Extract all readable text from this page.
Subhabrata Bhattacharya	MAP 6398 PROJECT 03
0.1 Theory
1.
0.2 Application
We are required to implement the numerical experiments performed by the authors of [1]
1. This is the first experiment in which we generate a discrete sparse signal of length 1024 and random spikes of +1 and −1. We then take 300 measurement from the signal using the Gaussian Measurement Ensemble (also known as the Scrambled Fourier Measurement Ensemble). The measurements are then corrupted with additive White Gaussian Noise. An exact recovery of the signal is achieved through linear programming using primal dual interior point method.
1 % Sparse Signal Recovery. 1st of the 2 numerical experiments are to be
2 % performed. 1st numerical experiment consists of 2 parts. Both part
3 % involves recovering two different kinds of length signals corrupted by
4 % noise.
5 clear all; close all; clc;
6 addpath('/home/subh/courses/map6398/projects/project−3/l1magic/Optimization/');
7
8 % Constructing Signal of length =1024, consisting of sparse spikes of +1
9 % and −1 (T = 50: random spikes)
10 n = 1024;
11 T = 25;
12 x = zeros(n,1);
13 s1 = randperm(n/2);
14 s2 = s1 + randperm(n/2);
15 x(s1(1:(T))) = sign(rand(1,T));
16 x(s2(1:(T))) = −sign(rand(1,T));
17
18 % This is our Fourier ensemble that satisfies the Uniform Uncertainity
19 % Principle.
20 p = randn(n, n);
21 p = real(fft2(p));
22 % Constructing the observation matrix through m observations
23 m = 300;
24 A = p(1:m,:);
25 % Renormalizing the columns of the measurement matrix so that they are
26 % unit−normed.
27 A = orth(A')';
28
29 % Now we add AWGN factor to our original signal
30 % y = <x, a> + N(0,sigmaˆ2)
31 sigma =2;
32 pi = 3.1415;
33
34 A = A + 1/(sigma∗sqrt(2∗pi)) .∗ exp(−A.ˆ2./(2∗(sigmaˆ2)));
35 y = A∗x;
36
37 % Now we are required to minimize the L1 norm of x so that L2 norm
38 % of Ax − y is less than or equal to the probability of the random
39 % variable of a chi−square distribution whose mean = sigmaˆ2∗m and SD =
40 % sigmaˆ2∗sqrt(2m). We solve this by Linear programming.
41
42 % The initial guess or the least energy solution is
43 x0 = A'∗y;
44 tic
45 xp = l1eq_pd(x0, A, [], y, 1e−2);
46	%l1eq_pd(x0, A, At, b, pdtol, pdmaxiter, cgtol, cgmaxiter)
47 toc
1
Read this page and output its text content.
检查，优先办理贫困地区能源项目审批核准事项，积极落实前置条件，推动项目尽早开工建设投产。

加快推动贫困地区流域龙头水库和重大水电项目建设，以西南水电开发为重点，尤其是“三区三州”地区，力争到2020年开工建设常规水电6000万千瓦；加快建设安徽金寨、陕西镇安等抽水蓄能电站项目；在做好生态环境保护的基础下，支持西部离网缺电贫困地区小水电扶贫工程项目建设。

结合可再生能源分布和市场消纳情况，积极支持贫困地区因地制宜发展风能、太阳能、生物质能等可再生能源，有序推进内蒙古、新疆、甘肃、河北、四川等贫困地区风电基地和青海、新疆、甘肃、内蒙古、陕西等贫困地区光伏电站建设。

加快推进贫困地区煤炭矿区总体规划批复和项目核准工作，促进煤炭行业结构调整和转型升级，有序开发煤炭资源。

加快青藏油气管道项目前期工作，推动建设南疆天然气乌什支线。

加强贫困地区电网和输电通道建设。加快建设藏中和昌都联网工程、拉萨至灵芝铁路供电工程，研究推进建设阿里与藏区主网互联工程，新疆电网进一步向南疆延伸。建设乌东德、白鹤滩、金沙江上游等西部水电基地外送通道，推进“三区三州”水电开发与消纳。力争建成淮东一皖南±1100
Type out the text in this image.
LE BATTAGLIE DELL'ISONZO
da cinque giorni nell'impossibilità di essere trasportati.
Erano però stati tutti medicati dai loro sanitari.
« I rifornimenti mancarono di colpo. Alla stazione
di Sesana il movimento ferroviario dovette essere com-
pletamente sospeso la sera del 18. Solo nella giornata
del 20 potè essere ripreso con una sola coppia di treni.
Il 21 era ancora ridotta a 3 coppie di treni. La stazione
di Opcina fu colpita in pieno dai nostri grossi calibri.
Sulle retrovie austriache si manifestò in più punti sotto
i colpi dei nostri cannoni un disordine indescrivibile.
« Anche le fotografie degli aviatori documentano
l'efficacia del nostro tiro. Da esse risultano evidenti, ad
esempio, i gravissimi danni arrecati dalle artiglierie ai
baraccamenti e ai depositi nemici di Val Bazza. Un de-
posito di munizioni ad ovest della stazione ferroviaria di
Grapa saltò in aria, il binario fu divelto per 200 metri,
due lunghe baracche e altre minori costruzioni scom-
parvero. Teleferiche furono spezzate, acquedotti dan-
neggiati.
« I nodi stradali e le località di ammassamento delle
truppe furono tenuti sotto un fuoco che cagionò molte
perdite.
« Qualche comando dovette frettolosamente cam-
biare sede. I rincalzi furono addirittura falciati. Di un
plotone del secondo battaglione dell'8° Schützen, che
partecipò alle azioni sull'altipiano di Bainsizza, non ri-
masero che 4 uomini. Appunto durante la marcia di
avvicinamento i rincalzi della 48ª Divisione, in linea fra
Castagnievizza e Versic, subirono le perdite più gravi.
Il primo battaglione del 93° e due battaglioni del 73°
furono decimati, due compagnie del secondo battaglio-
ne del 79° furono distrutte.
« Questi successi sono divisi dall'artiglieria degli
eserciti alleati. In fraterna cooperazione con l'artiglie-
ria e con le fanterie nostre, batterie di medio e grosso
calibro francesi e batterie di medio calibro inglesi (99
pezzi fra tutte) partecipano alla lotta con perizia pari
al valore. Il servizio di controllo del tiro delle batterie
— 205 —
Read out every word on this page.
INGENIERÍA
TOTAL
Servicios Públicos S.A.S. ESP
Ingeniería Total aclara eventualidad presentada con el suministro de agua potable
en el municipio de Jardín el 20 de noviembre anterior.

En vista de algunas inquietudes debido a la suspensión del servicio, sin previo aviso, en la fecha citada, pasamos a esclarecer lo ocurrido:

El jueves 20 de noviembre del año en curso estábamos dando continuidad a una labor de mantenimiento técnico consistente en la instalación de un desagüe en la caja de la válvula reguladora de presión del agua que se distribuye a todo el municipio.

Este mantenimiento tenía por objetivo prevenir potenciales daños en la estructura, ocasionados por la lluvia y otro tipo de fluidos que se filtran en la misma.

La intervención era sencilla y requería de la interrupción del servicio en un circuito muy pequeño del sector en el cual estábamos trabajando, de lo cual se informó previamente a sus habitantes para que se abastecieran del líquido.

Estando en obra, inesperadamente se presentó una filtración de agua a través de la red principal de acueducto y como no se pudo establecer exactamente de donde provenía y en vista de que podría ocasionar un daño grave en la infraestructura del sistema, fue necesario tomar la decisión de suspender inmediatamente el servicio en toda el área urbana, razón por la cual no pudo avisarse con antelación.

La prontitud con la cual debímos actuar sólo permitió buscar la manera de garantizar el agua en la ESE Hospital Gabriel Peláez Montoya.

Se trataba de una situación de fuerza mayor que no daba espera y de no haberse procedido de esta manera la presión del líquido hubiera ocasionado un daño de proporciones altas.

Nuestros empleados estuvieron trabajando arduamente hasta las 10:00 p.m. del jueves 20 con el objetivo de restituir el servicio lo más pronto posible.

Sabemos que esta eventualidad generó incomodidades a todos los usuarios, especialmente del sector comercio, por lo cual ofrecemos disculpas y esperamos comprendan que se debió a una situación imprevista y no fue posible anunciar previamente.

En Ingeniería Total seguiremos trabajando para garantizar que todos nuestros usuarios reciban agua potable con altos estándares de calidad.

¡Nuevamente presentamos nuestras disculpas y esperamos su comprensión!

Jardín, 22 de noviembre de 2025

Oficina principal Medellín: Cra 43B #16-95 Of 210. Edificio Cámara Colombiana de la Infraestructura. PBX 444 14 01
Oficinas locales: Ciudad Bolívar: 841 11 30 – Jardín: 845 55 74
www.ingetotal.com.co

#### TASK GOAL
Which lines contain the word "batterie"? Copy each of them.

#### THE RESPONSE
ria e con le fanterie nostre, batterie di medio e grosso
calibro francesi e batterie di medio calibro inglesi (99
al valore. Il servizio di controllo del tiro delle batterie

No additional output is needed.